RECORDS FOR PROCESSING:
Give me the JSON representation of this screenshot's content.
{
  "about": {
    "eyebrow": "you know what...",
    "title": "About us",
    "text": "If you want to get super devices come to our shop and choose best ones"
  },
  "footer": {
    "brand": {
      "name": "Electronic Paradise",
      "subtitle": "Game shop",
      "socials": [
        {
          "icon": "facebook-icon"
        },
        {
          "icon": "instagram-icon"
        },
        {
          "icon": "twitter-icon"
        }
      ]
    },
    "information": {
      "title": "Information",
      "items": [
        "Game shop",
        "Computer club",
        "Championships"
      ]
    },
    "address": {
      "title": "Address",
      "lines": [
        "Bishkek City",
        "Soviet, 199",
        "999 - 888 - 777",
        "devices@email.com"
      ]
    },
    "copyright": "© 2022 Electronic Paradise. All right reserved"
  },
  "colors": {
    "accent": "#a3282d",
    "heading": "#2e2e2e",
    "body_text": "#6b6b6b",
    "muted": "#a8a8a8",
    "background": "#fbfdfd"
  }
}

WORK TO COMPLETE: Reproduce the material precisely, including every line.

SOLUTION:
Give me the JSON representation of this screenshot's content.
{
  "about": {
    "eyebrow": "you know what...",
    "title": "About us",
    "text": "If you want to get super devices come to our shop and choose best ones"
  },
  "footer": {
    "brand": {
      "name": "Electronic Paradise",
      "subtitle": "Game shop",
      "socials": [
        {
          "icon": "facebook-icon"
        },
        {
          "icon": "instagram-icon"
        },
        {
          "icon": "twitter-icon"
        }
      ]
    },
    "information": {
      "title": "Information",
      "items": [
        "Game shop",
        "Computer club",
        "Championships"
      ]
    },
    "address": {
      "title": "Address",
      "lines": [
        "Bishkek City",
        "Soviet, 199",
        "999 - 888 - 777",
        "devices@email.com"
      ]
    },
    "copyright": "© 2022 Electronic Paradise. All right reserved"
  },
  "colors": {
    "accent": "#a3282d",
    "heading": "#2e2e2e",
    "body_text": "#6b6b6b",
    "muted": "#a8a8a8",
    "background": "#fbfdfd"
  }
}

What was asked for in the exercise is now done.